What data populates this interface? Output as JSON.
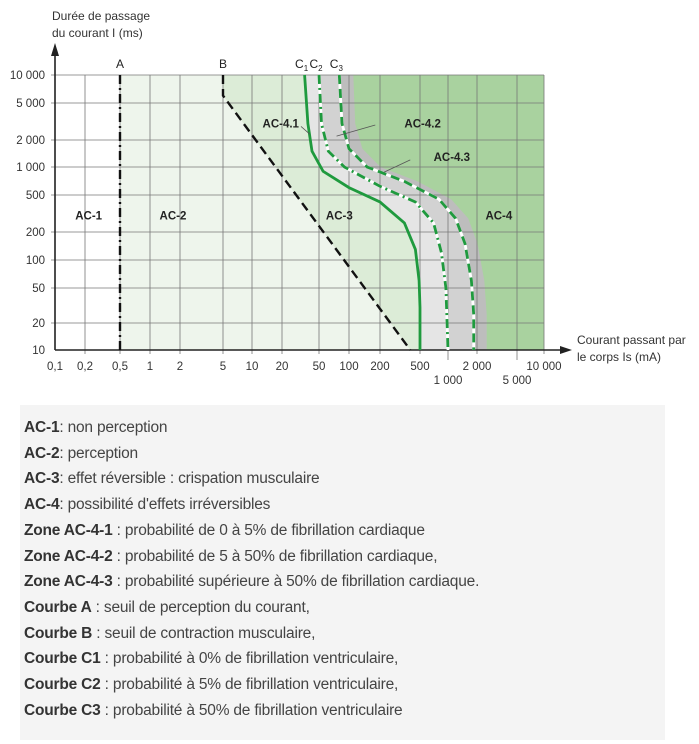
{
  "chart_data": {
    "type": "line",
    "ylabel_line1": "Durée de passage",
    "ylabel_line2": "du courant I (ms)",
    "xlabel_line1": "Courant passant par",
    "xlabel_line2": "le corps Is (mA)",
    "xscale": "log",
    "yscale": "log",
    "xlim": [
      0.1,
      10000
    ],
    "ylim": [
      10,
      10000
    ],
    "grid": true,
    "x_ticks": [
      {
        "v": 0.1,
        "label": "0,1",
        "row": 1
      },
      {
        "v": 0.2,
        "label": "0,2",
        "row": 1
      },
      {
        "v": 0.5,
        "label": "0,5",
        "row": 1
      },
      {
        "v": 1,
        "label": "1",
        "row": 1
      },
      {
        "v": 2,
        "label": "2",
        "row": 1
      },
      {
        "v": 5,
        "label": "5",
        "row": 1
      },
      {
        "v": 10,
        "label": "10",
        "row": 1
      },
      {
        "v": 20,
        "label": "20",
        "row": 1
      },
      {
        "v": 50,
        "label": "50",
        "row": 1
      },
      {
        "v": 100,
        "label": "100",
        "row": 1
      },
      {
        "v": 200,
        "label": "200",
        "row": 1
      },
      {
        "v": 500,
        "label": "500",
        "row": 1
      },
      {
        "v": 1000,
        "label": "1 000",
        "row": 2
      },
      {
        "v": 2000,
        "label": "2 000",
        "row": 1
      },
      {
        "v": 5000,
        "label": "5 000",
        "row": 2
      },
      {
        "v": 10000,
        "label": "10 000",
        "row": 1
      }
    ],
    "y_ticks": [
      {
        "v": 10,
        "label": "10"
      },
      {
        "v": 20,
        "label": "20"
      },
      {
        "v": 50,
        "label": "50"
      },
      {
        "v": 100,
        "label": "100"
      },
      {
        "v": 200,
        "label": "200"
      },
      {
        "v": 500,
        "label": "500"
      },
      {
        "v": 1000,
        "label": "1 000"
      },
      {
        "v": 2000,
        "label": "2 000"
      },
      {
        "v": 5000,
        "label": "5 000"
      },
      {
        "v": 10000,
        "label": "10 000"
      }
    ],
    "curves": [
      {
        "name": "A",
        "label": "A",
        "style": "dashdot",
        "color": "#111111",
        "points": [
          [
            0.5,
            10000
          ],
          [
            0.5,
            10
          ]
        ]
      },
      {
        "name": "B",
        "label": "B",
        "style": "dashed",
        "color": "#111111",
        "points": [
          [
            5,
            10000
          ],
          [
            5,
            6000
          ],
          [
            400,
            10
          ]
        ]
      },
      {
        "name": "C1",
        "label": "C",
        "sub": "1",
        "style": "solid",
        "color": "#1f9a3e",
        "points": [
          [
            35,
            10000
          ],
          [
            38,
            3000
          ],
          [
            42,
            1500
          ],
          [
            55,
            900
          ],
          [
            100,
            600
          ],
          [
            200,
            420
          ],
          [
            350,
            250
          ],
          [
            450,
            130
          ],
          [
            490,
            60
          ],
          [
            500,
            30
          ],
          [
            500,
            10
          ]
        ]
      },
      {
        "name": "C2",
        "label": "C",
        "sub": "2",
        "style": "dashdot",
        "color": "#1f9a3e",
        "points": [
          [
            50,
            10000
          ],
          [
            53,
            3000
          ],
          [
            62,
            1500
          ],
          [
            90,
            1000
          ],
          [
            200,
            620
          ],
          [
            450,
            420
          ],
          [
            700,
            250
          ],
          [
            850,
            120
          ],
          [
            950,
            50
          ],
          [
            1000,
            10
          ]
        ]
      },
      {
        "name": "C3",
        "label": "C",
        "sub": "3",
        "style": "dashed",
        "color": "#1f9a3e",
        "points": [
          [
            80,
            10000
          ],
          [
            85,
            3000
          ],
          [
            100,
            1600
          ],
          [
            150,
            1000
          ],
          [
            350,
            700
          ],
          [
            800,
            450
          ],
          [
            1200,
            280
          ],
          [
            1500,
            150
          ],
          [
            1750,
            60
          ],
          [
            1850,
            25
          ],
          [
            1850,
            10
          ]
        ]
      }
    ],
    "zones": [
      {
        "name": "AC-1",
        "label": "AC-1",
        "color": "#ffffff",
        "at": [
          0.22,
          300
        ]
      },
      {
        "name": "AC-2",
        "label": "AC-2",
        "color": "#eef5ec",
        "at": [
          1.7,
          300
        ]
      },
      {
        "name": "AC-3",
        "label": "AC-3",
        "color": "#dcecd7",
        "at": [
          80,
          300
        ]
      },
      {
        "name": "AC-4",
        "label": "AC-4",
        "color": "#a9d29f",
        "at": [
          3300,
          300
        ]
      },
      {
        "name": "AC-4.1",
        "label": "AC-4.1",
        "color": "#e5e5e5",
        "at": [
          13,
          3000
        ],
        "leader": [
          [
            32,
            2800
          ],
          [
            40,
            2300
          ]
        ]
      },
      {
        "name": "AC-4.2",
        "label": "AC-4.2",
        "color": "#d2d2d2",
        "at": [
          350,
          3000
        ],
        "leader": [
          [
            180,
            2900
          ],
          [
            75,
            2200
          ]
        ]
      },
      {
        "name": "AC-4.3",
        "label": "AC-4.3",
        "color": "#bdbdbd",
        "at": [
          700,
          1300
        ],
        "leader": [
          [
            400,
            1200
          ],
          [
            220,
            880
          ]
        ]
      }
    ]
  },
  "legend": [
    {
      "term": "AC-1",
      "text": ": non perception"
    },
    {
      "term": "AC-2",
      "text": ": perception"
    },
    {
      "term": "AC-3",
      "text": ": effet réversible : crispation musculaire"
    },
    {
      "term": "AC-4",
      "text": ": possibilité d'effets irréversibles"
    },
    {
      "term": "Zone AC-4-1",
      "text": " : probabilité de 0 à 5% de fibrillation cardiaque"
    },
    {
      "term": "Zone AC-4-2",
      "text": " : probabilité de 5 à 50% de fibrillation cardiaque,"
    },
    {
      "term": "Zone AC-4-3",
      "text": " : probabilité supérieure à 50% de fibrillation cardiaque."
    },
    {
      "term": "Courbe A",
      "text": " : seuil de perception du courant,"
    },
    {
      "term": "Courbe B",
      "text": " : seuil de contraction musculaire,"
    },
    {
      "term": "Courbe C1",
      "text": " : probabilité à 0% de fibrillation ventriculaire,"
    },
    {
      "term": "Courbe C2",
      "text": " : probabilité à 5% de fibrillation ventriculaire,"
    },
    {
      "term": "Courbe C3",
      "text": " : probabilité à 50% de fibrillation ventriculaire"
    }
  ]
}
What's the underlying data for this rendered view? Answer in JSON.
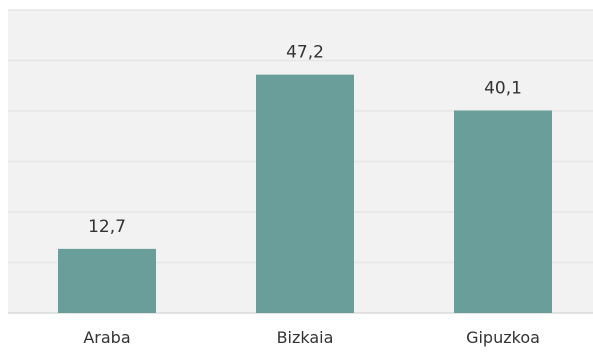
{
  "chart_data": {
    "type": "bar",
    "categories": [
      "Araba",
      "Bizkaia",
      "Gipuzkoa"
    ],
    "values": [
      12.7,
      47.2,
      40.1
    ],
    "value_labels": [
      "12,7",
      "47,2",
      "40,1"
    ],
    "title": "",
    "xlabel": "",
    "ylabel": "",
    "ylim": [
      0,
      60
    ],
    "grid": true,
    "legend": "none",
    "bar_color": "#6a9e9a",
    "grid_color": "#e6e6e6"
  }
}
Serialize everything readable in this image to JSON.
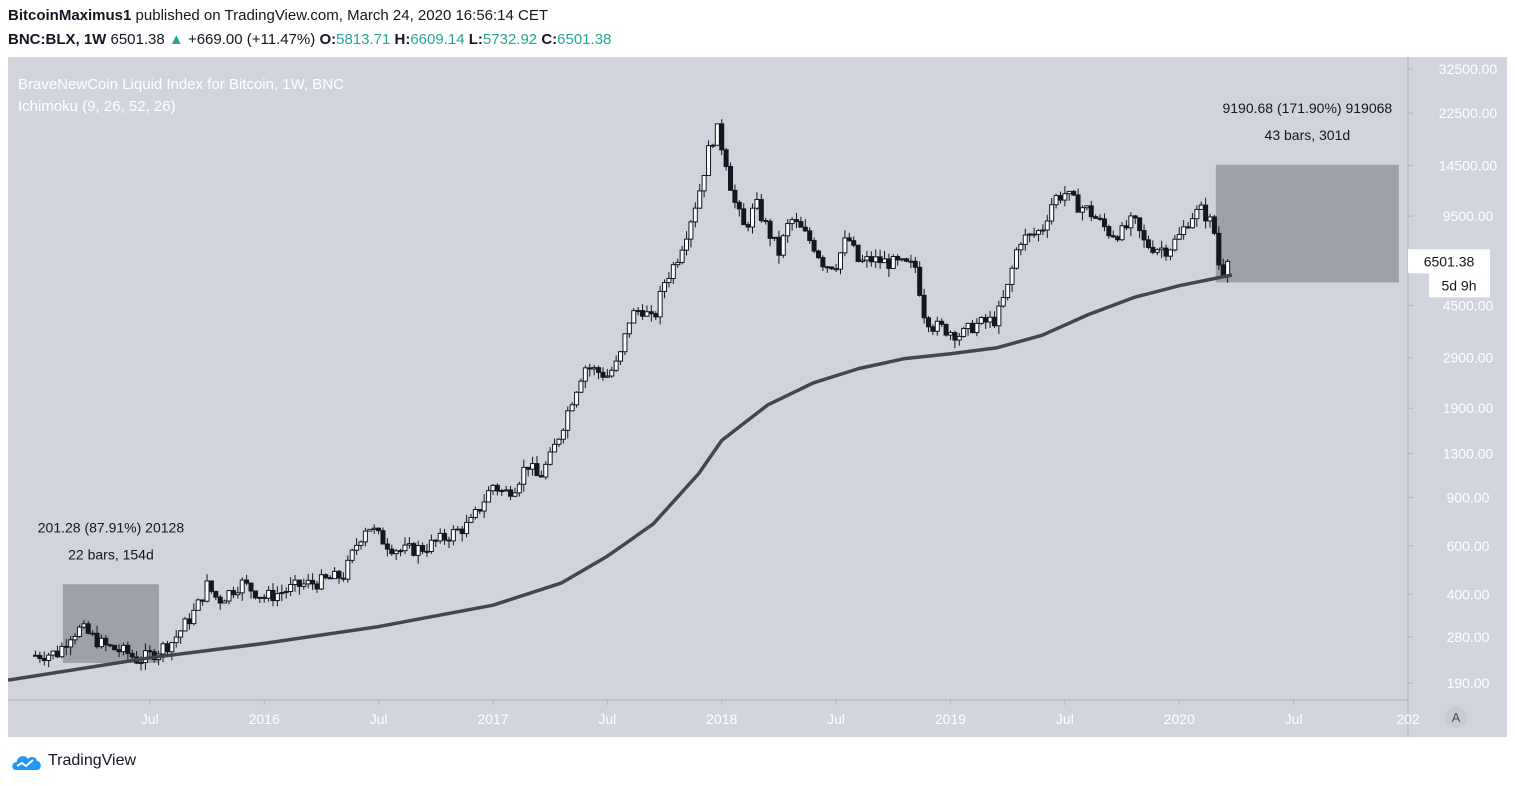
{
  "header": {
    "author": "BitcoinMaximus1",
    "published_text": "published on TradingView.com, March 24, 2020 16:56:14 CET",
    "symbol": "BNC:BLX, 1W",
    "last": "6501.38",
    "change": "+669.00 (+11.47%)",
    "o_label": "O:",
    "o_value": "5813.71",
    "h_label": "H:",
    "h_value": "6609.14",
    "l_label": "L:",
    "l_value": "5732.92",
    "c_label": "C:",
    "c_value": "6501.38"
  },
  "legend": {
    "title": "BraveNewCoin Liquid Index for Bitcoin, 1W, BNC",
    "indicator": "Ichimoku (9, 26, 52, 26)"
  },
  "footer": {
    "brand": "TradingView",
    "scale_mode": "A"
  },
  "colors": {
    "background": "#d1d4dc",
    "candle": "#131722",
    "ma_line": "#434651",
    "range_box": "#9598a1",
    "accent_green": "#26a69a"
  },
  "chart_data": {
    "type": "candlestick",
    "scale": "log",
    "title": "BraveNewCoin Liquid Index for Bitcoin, 1W, BNC",
    "y_ticks": [
      190,
      280,
      400,
      600,
      900,
      1300,
      1900,
      2900,
      4500,
      9500,
      14500,
      22500,
      32500
    ],
    "y_tick_labels": [
      "190.00",
      "280.00",
      "400.00",
      "600.00",
      "900.00",
      "1300.00",
      "1900.00",
      "2900.00",
      "4500.00",
      "9500.00",
      "14500.00",
      "22500.00",
      "32500.00"
    ],
    "x_ticks": [
      {
        "label": "Jul",
        "t": 2015.5
      },
      {
        "label": "2016",
        "t": 2016.0
      },
      {
        "label": "Jul",
        "t": 2016.5
      },
      {
        "label": "2017",
        "t": 2017.0
      },
      {
        "label": "Jul",
        "t": 2017.5
      },
      {
        "label": "2018",
        "t": 2018.0
      },
      {
        "label": "Jul",
        "t": 2018.5
      },
      {
        "label": "2019",
        "t": 2019.0
      },
      {
        "label": "Jul",
        "t": 2019.5
      },
      {
        "label": "2020",
        "t": 2020.0
      },
      {
        "label": "Jul",
        "t": 2020.5
      },
      {
        "label": "202",
        "t": 2021.0
      }
    ],
    "x_range": [
      2014.88,
      2021.0
    ],
    "y_range": [
      165,
      36000
    ],
    "price_series": [
      [
        2015.0,
        240
      ],
      [
        2015.1,
        245
      ],
      [
        2015.15,
        285
      ],
      [
        2015.2,
        300
      ],
      [
        2015.3,
        260
      ],
      [
        2015.4,
        245
      ],
      [
        2015.45,
        230
      ],
      [
        2015.5,
        240
      ],
      [
        2015.6,
        270
      ],
      [
        2015.7,
        350
      ],
      [
        2015.75,
        430
      ],
      [
        2015.8,
        380
      ],
      [
        2015.9,
        440
      ],
      [
        2016.0,
        390
      ],
      [
        2016.05,
        400
      ],
      [
        2016.15,
        430
      ],
      [
        2016.25,
        445
      ],
      [
        2016.35,
        470
      ],
      [
        2016.4,
        600
      ],
      [
        2016.45,
        720
      ],
      [
        2016.5,
        650
      ],
      [
        2016.55,
        600
      ],
      [
        2016.6,
        575
      ],
      [
        2016.7,
        590
      ],
      [
        2016.8,
        650
      ],
      [
        2016.9,
        720
      ],
      [
        2016.95,
        850
      ],
      [
        2017.0,
        1000
      ],
      [
        2017.05,
        930
      ],
      [
        2017.1,
        1000
      ],
      [
        2017.15,
        1200
      ],
      [
        2017.2,
        1050
      ],
      [
        2017.25,
        1250
      ],
      [
        2017.3,
        1600
      ],
      [
        2017.35,
        2100
      ],
      [
        2017.4,
        2700
      ],
      [
        2017.45,
        2600
      ],
      [
        2017.5,
        2500
      ],
      [
        2017.55,
        2800
      ],
      [
        2017.6,
        4100
      ],
      [
        2017.65,
        4400
      ],
      [
        2017.7,
        3900
      ],
      [
        2017.75,
        5500
      ],
      [
        2017.8,
        6500
      ],
      [
        2017.85,
        8500
      ],
      [
        2017.9,
        11500
      ],
      [
        2017.95,
        17500
      ],
      [
        2017.98,
        19500
      ],
      [
        2018.02,
        15000
      ],
      [
        2018.05,
        11000
      ],
      [
        2018.1,
        8500
      ],
      [
        2018.15,
        10500
      ],
      [
        2018.2,
        8500
      ],
      [
        2018.25,
        7000
      ],
      [
        2018.3,
        9300
      ],
      [
        2018.35,
        8400
      ],
      [
        2018.4,
        7500
      ],
      [
        2018.45,
        6300
      ],
      [
        2018.5,
        6400
      ],
      [
        2018.55,
        8000
      ],
      [
        2018.6,
        6400
      ],
      [
        2018.65,
        6600
      ],
      [
        2018.75,
        6400
      ],
      [
        2018.85,
        6200
      ],
      [
        2018.88,
        4300
      ],
      [
        2018.92,
        3800
      ],
      [
        2018.97,
        3700
      ],
      [
        2019.05,
        3500
      ],
      [
        2019.1,
        3800
      ],
      [
        2019.2,
        4000
      ],
      [
        2019.25,
        5200
      ],
      [
        2019.3,
        7800
      ],
      [
        2019.35,
        8000
      ],
      [
        2019.4,
        8500
      ],
      [
        2019.45,
        11000
      ],
      [
        2019.5,
        11500
      ],
      [
        2019.55,
        10500
      ],
      [
        2019.6,
        10000
      ],
      [
        2019.7,
        8200
      ],
      [
        2019.75,
        8300
      ],
      [
        2019.8,
        9200
      ],
      [
        2019.85,
        7500
      ],
      [
        2019.9,
        7300
      ],
      [
        2019.95,
        7200
      ],
      [
        2020.0,
        8000
      ],
      [
        2020.05,
        9500
      ],
      [
        2020.1,
        10000
      ],
      [
        2020.15,
        8700
      ],
      [
        2020.18,
        5800
      ],
      [
        2020.2,
        6200
      ],
      [
        2020.23,
        6501.38
      ]
    ],
    "ma_series": [
      [
        2014.88,
        195
      ],
      [
        2015.5,
        235
      ],
      [
        2016.0,
        265
      ],
      [
        2016.5,
        305
      ],
      [
        2017.0,
        365
      ],
      [
        2017.3,
        440
      ],
      [
        2017.5,
        550
      ],
      [
        2017.7,
        720
      ],
      [
        2017.9,
        1100
      ],
      [
        2018.0,
        1450
      ],
      [
        2018.2,
        1950
      ],
      [
        2018.4,
        2350
      ],
      [
        2018.6,
        2650
      ],
      [
        2018.8,
        2880
      ],
      [
        2019.0,
        3000
      ],
      [
        2019.2,
        3150
      ],
      [
        2019.4,
        3500
      ],
      [
        2019.6,
        4150
      ],
      [
        2019.8,
        4800
      ],
      [
        2020.0,
        5300
      ],
      [
        2020.23,
        5800
      ]
    ],
    "measure_boxes": [
      {
        "t0": 2015.12,
        "t1": 2015.54,
        "p0": 225,
        "p1": 435,
        "line1": "201.28 (87.91%) 20128",
        "line2": "22 bars, 154d"
      },
      {
        "t0": 2020.16,
        "t1": 2020.96,
        "p0": 5450,
        "p1": 14600,
        "line1": "9190.68 (171.90%) 919068",
        "line2": "43 bars, 301d"
      }
    ],
    "last_price_label": "6501.38",
    "countdown_label": "5d 9h"
  }
}
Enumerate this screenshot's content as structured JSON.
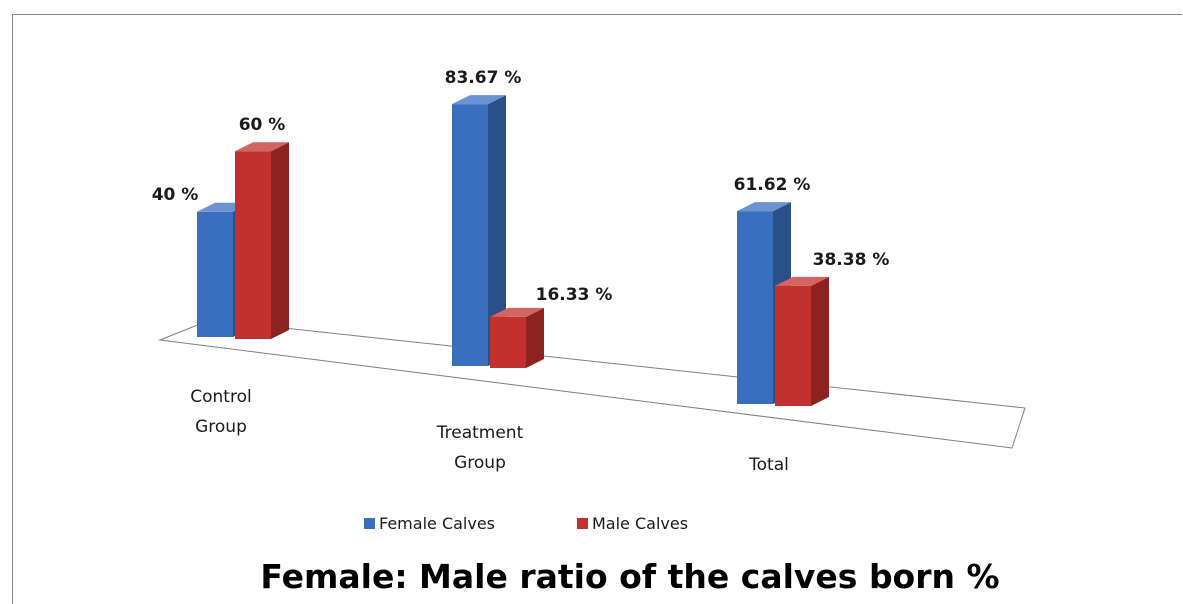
{
  "chart_data": {
    "type": "bar",
    "title": "Female: Male ratio of the calves born %",
    "categories": [
      [
        "Control",
        "Group"
      ],
      [
        "Treatment",
        "Group"
      ],
      [
        "Total"
      ]
    ],
    "series": [
      {
        "name": "Female Calves",
        "values": [
          40,
          83.67,
          61.62
        ],
        "labels": [
          "40 %",
          "83.67 %",
          "61.62 %"
        ],
        "color": "#3a6fc0"
      },
      {
        "name": "Male Calves",
        "values": [
          60,
          16.33,
          38.38
        ],
        "labels": [
          "60 %",
          "16.33 %",
          "38.38 %"
        ],
        "color": "#c3312e"
      }
    ],
    "legend_position": "bottom",
    "three_d": true
  }
}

──────────────────────────────

Output precisely the lines in the material above from the line containing "Enumerate this screenshot's" through its last line, and omit pictures.

Enumerate this screenshot's content as structured JSON.
{
  "chart_data": {
    "type": "bar",
    "title": "Female: Male ratio of the calves born %",
    "categories": [
      [
        "Control",
        "Group"
      ],
      [
        "Treatment",
        "Group"
      ],
      [
        "Total"
      ]
    ],
    "series": [
      {
        "name": "Female Calves",
        "values": [
          40,
          83.67,
          61.62
        ],
        "labels": [
          "40 %",
          "83.67 %",
          "61.62 %"
        ],
        "color": "#3a6fc0"
      },
      {
        "name": "Male Calves",
        "values": [
          60,
          16.33,
          38.38
        ],
        "labels": [
          "60 %",
          "16.33 %",
          "38.38 %"
        ],
        "color": "#c3312e"
      }
    ],
    "legend_position": "bottom",
    "three_d": true
  }
}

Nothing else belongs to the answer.